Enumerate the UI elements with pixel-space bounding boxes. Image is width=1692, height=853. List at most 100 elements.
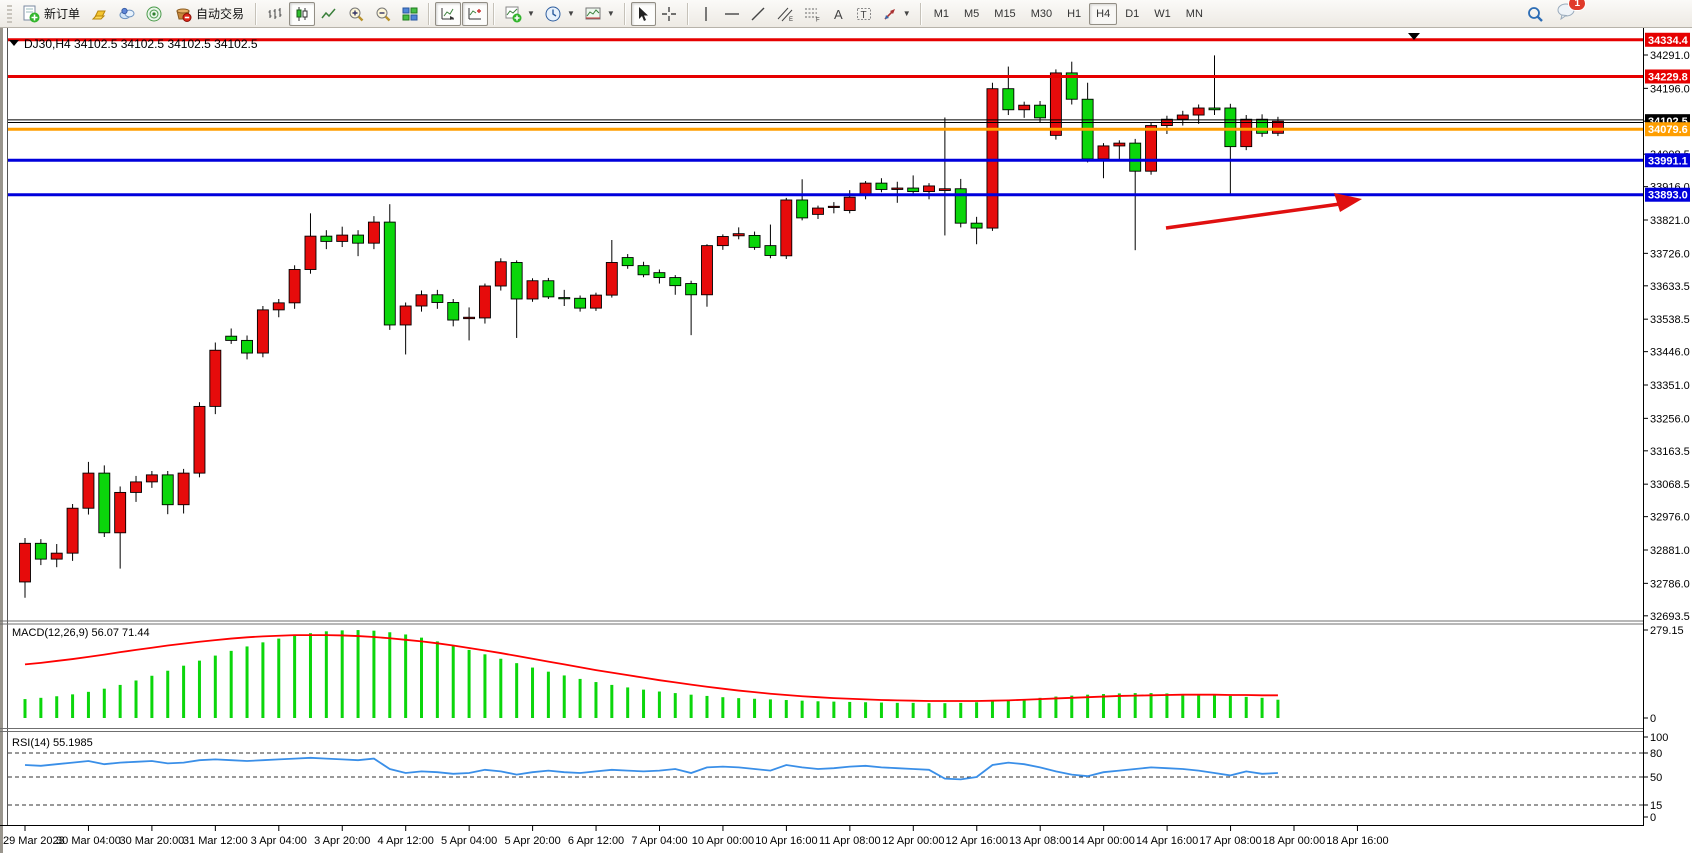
*-*-*
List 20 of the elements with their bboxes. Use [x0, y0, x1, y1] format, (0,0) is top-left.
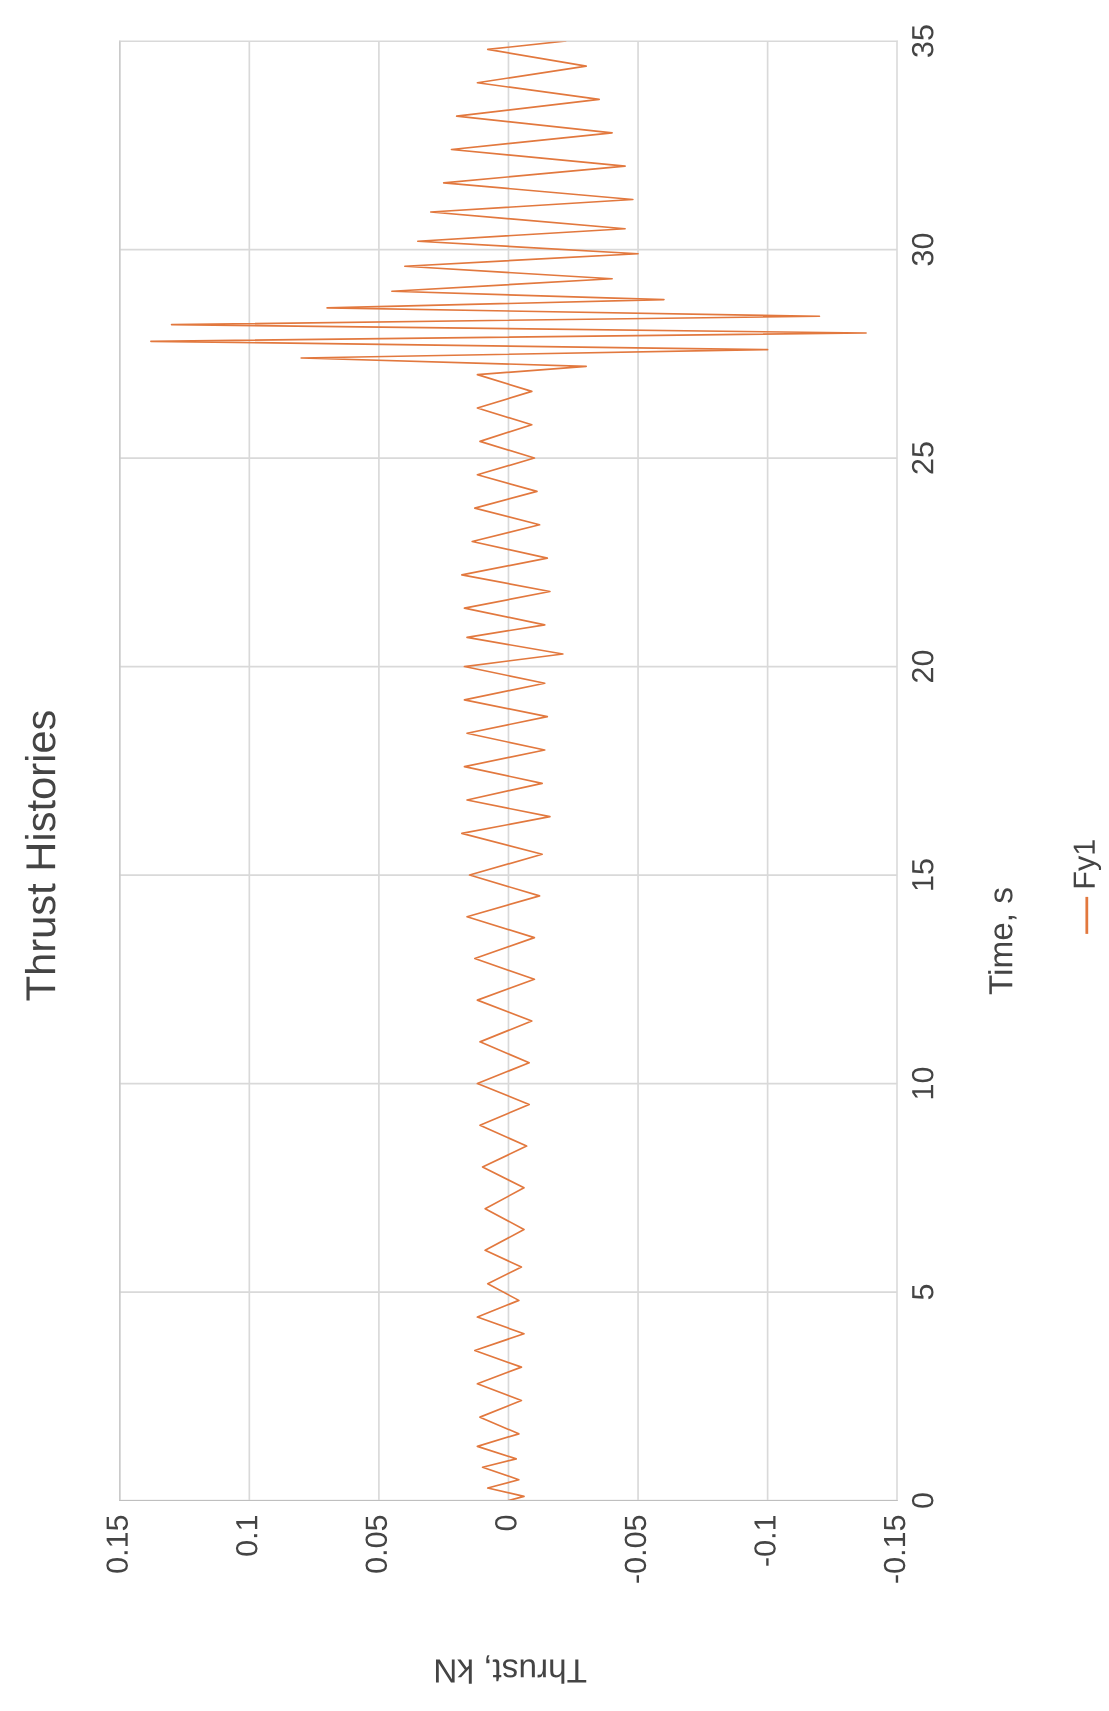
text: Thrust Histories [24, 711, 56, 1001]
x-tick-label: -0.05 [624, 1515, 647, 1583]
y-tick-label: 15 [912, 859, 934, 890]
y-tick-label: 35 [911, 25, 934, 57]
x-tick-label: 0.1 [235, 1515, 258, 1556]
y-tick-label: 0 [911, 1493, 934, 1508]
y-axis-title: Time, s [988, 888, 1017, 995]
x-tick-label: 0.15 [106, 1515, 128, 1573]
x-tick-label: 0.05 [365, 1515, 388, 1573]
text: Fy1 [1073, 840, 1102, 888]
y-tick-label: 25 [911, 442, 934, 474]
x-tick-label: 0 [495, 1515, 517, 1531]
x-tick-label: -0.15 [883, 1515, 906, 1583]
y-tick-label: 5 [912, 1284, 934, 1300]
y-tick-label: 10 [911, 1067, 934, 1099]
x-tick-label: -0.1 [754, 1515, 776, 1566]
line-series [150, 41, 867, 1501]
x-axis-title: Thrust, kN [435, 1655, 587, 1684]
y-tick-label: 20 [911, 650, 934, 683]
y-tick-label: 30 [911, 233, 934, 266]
*-*-*
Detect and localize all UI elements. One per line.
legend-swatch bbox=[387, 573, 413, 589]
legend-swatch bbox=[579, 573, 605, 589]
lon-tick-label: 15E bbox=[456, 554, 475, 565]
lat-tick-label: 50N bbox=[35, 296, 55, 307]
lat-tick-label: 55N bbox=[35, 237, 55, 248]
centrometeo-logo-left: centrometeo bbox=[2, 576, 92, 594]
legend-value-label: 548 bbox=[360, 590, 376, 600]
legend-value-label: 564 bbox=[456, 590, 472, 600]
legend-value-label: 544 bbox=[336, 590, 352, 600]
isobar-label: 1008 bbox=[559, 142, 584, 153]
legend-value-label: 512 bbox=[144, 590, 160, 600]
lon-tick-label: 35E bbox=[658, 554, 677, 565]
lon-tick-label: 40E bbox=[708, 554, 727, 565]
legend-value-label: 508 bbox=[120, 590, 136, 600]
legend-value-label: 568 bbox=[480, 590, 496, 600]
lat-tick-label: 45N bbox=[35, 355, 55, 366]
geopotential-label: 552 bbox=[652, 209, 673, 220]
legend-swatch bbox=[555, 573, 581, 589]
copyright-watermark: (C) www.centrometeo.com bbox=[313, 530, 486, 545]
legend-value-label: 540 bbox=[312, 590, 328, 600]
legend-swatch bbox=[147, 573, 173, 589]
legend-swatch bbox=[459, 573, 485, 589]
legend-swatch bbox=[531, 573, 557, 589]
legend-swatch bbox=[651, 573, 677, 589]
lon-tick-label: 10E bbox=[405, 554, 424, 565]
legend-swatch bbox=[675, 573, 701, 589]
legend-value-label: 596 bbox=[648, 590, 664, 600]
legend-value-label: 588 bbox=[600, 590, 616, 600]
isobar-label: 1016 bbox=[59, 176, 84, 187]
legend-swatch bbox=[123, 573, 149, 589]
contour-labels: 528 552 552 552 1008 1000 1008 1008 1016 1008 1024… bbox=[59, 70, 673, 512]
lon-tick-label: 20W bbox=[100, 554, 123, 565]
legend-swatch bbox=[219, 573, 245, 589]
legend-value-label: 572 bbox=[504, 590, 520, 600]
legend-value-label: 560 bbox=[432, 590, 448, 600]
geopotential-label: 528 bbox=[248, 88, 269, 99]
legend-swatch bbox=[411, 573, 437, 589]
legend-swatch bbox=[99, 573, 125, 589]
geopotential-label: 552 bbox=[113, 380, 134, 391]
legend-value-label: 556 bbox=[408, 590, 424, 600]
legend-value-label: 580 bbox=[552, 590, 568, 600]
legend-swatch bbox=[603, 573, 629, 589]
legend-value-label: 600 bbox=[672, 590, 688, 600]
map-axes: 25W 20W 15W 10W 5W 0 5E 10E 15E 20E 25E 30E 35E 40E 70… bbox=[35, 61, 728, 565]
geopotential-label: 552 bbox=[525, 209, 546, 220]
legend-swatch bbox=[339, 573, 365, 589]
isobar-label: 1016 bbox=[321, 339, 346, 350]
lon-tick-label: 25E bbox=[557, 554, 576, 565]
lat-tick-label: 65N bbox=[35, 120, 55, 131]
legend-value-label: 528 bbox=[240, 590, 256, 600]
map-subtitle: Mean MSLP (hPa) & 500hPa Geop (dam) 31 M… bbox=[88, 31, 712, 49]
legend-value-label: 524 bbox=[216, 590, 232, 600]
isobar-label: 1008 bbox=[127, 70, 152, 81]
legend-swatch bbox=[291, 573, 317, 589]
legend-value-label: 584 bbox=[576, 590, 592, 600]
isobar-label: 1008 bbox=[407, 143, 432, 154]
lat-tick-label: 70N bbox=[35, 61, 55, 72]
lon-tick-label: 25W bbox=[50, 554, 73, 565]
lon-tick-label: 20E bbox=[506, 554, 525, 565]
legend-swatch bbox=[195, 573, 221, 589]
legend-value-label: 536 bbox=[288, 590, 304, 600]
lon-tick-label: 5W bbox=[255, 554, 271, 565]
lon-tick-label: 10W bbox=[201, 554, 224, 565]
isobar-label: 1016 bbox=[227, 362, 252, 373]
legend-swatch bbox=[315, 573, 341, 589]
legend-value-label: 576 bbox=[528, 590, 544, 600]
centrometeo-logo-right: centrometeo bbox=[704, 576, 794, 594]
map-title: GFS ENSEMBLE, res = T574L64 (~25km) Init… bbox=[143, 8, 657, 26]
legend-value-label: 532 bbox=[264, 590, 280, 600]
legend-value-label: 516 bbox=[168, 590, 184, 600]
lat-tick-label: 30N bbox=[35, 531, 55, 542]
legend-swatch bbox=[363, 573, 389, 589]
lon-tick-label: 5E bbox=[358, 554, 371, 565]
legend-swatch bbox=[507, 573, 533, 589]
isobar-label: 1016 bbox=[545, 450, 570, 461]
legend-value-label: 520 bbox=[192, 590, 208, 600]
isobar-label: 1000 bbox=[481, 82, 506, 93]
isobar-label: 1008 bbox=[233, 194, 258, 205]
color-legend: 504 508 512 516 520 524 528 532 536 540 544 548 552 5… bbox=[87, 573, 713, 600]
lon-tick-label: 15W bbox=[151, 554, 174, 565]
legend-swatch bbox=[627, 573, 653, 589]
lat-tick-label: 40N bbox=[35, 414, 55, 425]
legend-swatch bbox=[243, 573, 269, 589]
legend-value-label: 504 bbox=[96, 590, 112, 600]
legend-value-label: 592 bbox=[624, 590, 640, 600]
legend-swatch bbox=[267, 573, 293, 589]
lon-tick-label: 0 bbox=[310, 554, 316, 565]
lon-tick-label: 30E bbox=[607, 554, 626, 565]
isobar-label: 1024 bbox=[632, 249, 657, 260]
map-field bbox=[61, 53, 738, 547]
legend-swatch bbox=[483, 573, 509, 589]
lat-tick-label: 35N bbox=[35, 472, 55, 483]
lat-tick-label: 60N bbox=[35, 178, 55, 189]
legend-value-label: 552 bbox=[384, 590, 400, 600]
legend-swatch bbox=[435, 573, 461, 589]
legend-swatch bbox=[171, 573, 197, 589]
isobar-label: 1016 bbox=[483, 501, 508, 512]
*-*-*
Can you copy the lines above, unchanged, from the line with "Detect and localize" to the line with "legend-value-label: 560 bbox=[432, 590, 448, 600]", including both of those lines?

**Expected answer**
Detect and localize all UI elements. One per line.
legend-swatch bbox=[387, 573, 413, 589]
legend-swatch bbox=[579, 573, 605, 589]
lon-tick-label: 15E bbox=[456, 554, 475, 565]
lat-tick-label: 50N bbox=[35, 296, 55, 307]
lat-tick-label: 55N bbox=[35, 237, 55, 248]
centrometeo-logo-left: centrometeo bbox=[2, 576, 92, 594]
legend-value-label: 548 bbox=[360, 590, 376, 600]
legend-value-label: 564 bbox=[456, 590, 472, 600]
legend-value-label: 544 bbox=[336, 590, 352, 600]
isobar-label: 1008 bbox=[559, 142, 584, 153]
legend-value-label: 512 bbox=[144, 590, 160, 600]
lon-tick-label: 35E bbox=[658, 554, 677, 565]
lon-tick-label: 40E bbox=[708, 554, 727, 565]
legend-value-label: 508 bbox=[120, 590, 136, 600]
legend-value-label: 568 bbox=[480, 590, 496, 600]
lat-tick-label: 45N bbox=[35, 355, 55, 366]
geopotential-label: 552 bbox=[652, 209, 673, 220]
legend-swatch bbox=[555, 573, 581, 589]
copyright-watermark: (C) www.centrometeo.com bbox=[313, 530, 486, 545]
legend-value-label: 540 bbox=[312, 590, 328, 600]
legend-swatch bbox=[147, 573, 173, 589]
legend-swatch bbox=[459, 573, 485, 589]
legend-swatch bbox=[531, 573, 557, 589]
legend-swatch bbox=[651, 573, 677, 589]
lon-tick-label: 10E bbox=[405, 554, 424, 565]
legend-swatch bbox=[675, 573, 701, 589]
legend-value-label: 596 bbox=[648, 590, 664, 600]
legend-value-label: 588 bbox=[600, 590, 616, 600]
isobar-label: 1016 bbox=[59, 176, 84, 187]
legend-swatch bbox=[123, 573, 149, 589]
contour-labels: 528 552 552 552 1008 1000 1008 1008 1016 1008 1024… bbox=[59, 70, 673, 512]
lon-tick-label: 20W bbox=[100, 554, 123, 565]
legend-swatch bbox=[219, 573, 245, 589]
legend-value-label: 572 bbox=[504, 590, 520, 600]
legend-value-label: 560 bbox=[432, 590, 448, 600]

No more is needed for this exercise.